### TASK DIRECTIONS
Find every line with the word "marker" and give their count, nothing else.

[Dataset listings of figures]

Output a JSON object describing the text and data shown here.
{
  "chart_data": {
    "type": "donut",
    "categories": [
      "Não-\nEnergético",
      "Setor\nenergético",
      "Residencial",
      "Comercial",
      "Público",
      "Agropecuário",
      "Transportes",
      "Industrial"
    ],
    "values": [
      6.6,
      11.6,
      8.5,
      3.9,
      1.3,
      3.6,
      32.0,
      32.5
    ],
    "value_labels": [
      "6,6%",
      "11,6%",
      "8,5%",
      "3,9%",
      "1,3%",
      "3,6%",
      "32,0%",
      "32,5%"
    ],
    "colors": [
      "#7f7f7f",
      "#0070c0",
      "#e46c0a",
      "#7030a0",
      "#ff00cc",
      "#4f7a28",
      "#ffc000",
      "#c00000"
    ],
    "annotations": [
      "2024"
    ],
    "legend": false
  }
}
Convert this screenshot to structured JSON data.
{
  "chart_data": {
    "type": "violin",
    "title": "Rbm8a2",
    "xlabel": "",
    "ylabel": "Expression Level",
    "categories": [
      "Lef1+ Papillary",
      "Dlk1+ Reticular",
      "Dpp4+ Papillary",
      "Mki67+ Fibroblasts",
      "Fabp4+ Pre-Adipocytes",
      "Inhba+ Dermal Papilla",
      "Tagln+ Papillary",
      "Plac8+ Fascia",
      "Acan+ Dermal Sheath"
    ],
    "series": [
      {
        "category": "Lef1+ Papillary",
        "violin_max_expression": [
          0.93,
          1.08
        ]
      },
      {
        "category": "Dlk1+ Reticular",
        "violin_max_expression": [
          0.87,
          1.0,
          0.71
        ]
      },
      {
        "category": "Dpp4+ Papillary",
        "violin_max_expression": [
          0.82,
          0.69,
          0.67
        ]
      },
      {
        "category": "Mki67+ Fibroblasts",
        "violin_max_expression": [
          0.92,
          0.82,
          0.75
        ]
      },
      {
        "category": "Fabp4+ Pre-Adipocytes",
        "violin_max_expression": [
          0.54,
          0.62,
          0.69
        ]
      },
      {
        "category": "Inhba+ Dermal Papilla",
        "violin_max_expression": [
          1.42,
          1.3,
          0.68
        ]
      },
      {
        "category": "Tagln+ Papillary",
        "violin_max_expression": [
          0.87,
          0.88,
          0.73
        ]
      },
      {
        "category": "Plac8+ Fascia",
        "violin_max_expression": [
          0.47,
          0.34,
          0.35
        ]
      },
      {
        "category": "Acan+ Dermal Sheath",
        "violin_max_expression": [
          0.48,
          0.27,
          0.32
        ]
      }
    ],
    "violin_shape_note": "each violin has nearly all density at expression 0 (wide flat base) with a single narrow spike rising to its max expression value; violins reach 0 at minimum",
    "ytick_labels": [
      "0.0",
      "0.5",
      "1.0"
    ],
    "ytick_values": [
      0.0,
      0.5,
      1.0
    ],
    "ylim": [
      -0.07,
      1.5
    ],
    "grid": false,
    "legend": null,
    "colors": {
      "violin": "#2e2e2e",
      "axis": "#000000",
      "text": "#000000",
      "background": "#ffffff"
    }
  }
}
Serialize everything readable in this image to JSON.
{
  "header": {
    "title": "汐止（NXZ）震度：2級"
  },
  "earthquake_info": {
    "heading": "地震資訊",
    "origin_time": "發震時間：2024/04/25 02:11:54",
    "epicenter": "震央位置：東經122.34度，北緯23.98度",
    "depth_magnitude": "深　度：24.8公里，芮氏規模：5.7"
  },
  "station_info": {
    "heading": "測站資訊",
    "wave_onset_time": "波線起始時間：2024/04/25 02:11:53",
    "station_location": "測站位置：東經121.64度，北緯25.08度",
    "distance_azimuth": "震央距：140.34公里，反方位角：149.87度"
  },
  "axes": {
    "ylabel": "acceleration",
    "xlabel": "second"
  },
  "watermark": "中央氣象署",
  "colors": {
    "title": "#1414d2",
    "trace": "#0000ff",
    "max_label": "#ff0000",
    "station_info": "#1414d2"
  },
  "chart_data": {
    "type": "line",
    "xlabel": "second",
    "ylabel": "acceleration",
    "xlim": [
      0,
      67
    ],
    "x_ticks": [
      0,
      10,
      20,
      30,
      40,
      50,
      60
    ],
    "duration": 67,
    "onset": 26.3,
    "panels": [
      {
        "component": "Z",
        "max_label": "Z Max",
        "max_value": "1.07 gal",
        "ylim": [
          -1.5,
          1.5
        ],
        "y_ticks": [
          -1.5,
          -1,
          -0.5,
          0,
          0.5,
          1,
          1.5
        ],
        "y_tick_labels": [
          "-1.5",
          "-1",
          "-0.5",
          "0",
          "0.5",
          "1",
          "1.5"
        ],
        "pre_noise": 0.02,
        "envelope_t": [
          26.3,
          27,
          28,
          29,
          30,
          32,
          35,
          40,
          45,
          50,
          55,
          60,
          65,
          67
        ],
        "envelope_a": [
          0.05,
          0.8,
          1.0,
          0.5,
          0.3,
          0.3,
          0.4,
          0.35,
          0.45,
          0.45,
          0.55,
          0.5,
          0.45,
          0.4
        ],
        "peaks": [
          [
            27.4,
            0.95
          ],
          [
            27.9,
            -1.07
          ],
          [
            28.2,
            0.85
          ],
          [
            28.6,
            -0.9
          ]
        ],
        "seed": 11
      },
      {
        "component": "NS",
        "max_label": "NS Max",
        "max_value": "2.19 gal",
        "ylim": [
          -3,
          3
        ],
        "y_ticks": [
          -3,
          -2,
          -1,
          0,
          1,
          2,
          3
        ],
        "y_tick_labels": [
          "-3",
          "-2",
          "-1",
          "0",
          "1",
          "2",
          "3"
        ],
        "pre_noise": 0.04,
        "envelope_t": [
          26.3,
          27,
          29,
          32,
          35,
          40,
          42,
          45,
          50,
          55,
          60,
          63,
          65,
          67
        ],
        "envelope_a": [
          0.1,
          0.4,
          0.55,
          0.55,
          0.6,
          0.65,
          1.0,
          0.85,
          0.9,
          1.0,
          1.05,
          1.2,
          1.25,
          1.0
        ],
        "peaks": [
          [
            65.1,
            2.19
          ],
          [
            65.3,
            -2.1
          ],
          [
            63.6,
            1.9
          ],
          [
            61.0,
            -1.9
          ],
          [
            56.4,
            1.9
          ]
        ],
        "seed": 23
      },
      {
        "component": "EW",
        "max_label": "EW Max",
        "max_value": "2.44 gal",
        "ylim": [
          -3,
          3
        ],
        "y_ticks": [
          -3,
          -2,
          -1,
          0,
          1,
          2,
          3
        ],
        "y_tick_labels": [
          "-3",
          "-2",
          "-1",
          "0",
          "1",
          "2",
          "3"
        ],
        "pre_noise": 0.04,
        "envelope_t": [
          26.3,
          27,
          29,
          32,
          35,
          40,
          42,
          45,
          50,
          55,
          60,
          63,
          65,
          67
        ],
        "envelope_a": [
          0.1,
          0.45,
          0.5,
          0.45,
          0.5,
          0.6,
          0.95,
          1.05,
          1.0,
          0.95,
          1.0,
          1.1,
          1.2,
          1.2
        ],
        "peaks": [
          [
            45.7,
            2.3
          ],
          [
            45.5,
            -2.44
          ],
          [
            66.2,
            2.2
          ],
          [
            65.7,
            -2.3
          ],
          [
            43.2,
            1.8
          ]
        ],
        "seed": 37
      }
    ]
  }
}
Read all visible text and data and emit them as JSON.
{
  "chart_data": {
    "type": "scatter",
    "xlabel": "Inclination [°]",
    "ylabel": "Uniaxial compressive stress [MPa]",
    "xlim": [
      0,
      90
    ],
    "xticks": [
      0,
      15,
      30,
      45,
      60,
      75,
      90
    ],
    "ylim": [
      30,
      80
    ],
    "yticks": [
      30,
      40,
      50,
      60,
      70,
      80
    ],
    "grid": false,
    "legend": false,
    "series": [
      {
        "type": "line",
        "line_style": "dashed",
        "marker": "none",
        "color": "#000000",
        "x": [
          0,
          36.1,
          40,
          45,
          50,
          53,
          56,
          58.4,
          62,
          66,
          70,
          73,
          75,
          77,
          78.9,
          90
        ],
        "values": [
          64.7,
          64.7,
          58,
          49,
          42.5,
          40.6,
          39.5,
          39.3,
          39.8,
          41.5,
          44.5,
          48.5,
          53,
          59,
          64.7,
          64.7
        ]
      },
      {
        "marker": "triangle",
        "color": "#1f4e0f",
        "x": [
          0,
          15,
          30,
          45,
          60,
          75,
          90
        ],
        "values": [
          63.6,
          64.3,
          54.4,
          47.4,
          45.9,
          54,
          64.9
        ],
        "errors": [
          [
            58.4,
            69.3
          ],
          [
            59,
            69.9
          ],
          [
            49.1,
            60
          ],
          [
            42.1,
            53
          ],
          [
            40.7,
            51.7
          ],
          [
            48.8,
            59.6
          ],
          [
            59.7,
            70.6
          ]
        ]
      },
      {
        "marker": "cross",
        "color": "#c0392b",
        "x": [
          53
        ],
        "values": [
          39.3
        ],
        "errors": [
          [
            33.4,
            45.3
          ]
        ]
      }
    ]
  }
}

### RESPONSE TO THIS TASK
3